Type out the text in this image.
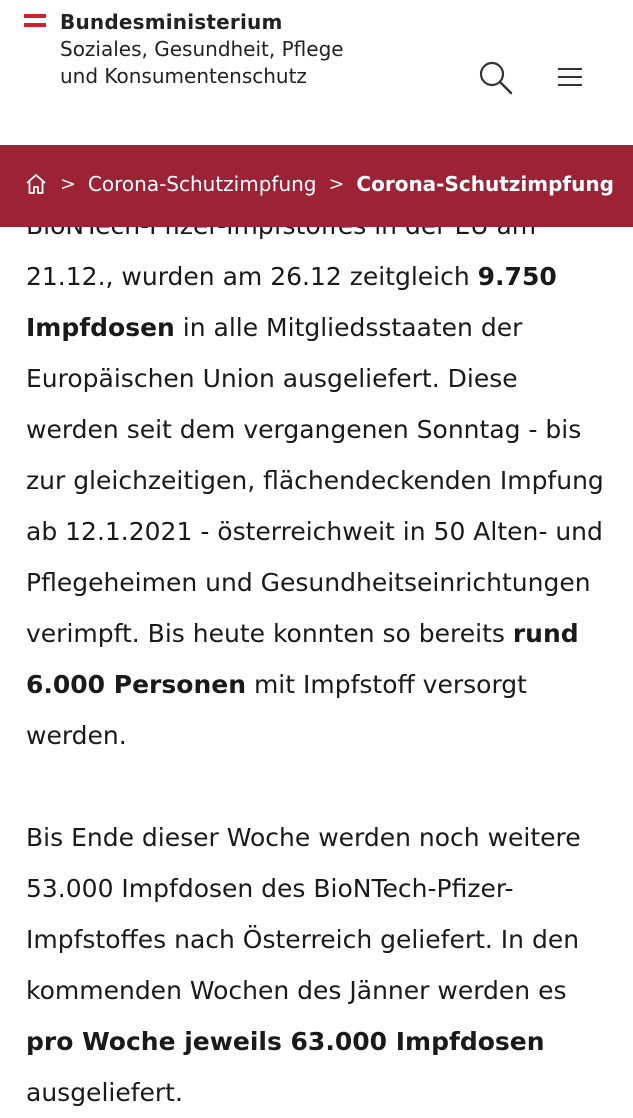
Bundesministerium
Soziales, Gesundheit, Pflege
und Konsumentenschutz
> Corona-Schutzimpfung > Corona-Schutzimpfung

21.12., wurden am 26.12 zeitgleich 9.750 Impfdosen in alle Mitgliedsstaaten der Europäischen Union ausgeliefert. Diese werden seit dem vergangenen Sonntag - bis zur gleichzeitigen, flächendeckenden Impfung ab 12.1.2021 - österreichweit in 50 Alten- und Pflegeheimen und Gesundheitseinrichtungen verimpft. Bis heute konnten so bereits rund 6.000 Personen mit Impfstoff versorgt werden.

Bis Ende dieser Woche werden noch weitere 53.000 Impfdosen des BioNTech-Pfizer-Impfstoffes nach Österreich geliefert. In den kommenden Wochen des Jänner werden es pro Woche jeweils 63.000 Impfdosen ausgeliefert.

Exercise goal –
State how many lines in the records above contain the word "Impfdosen", giving only the number.

Exercise response –
2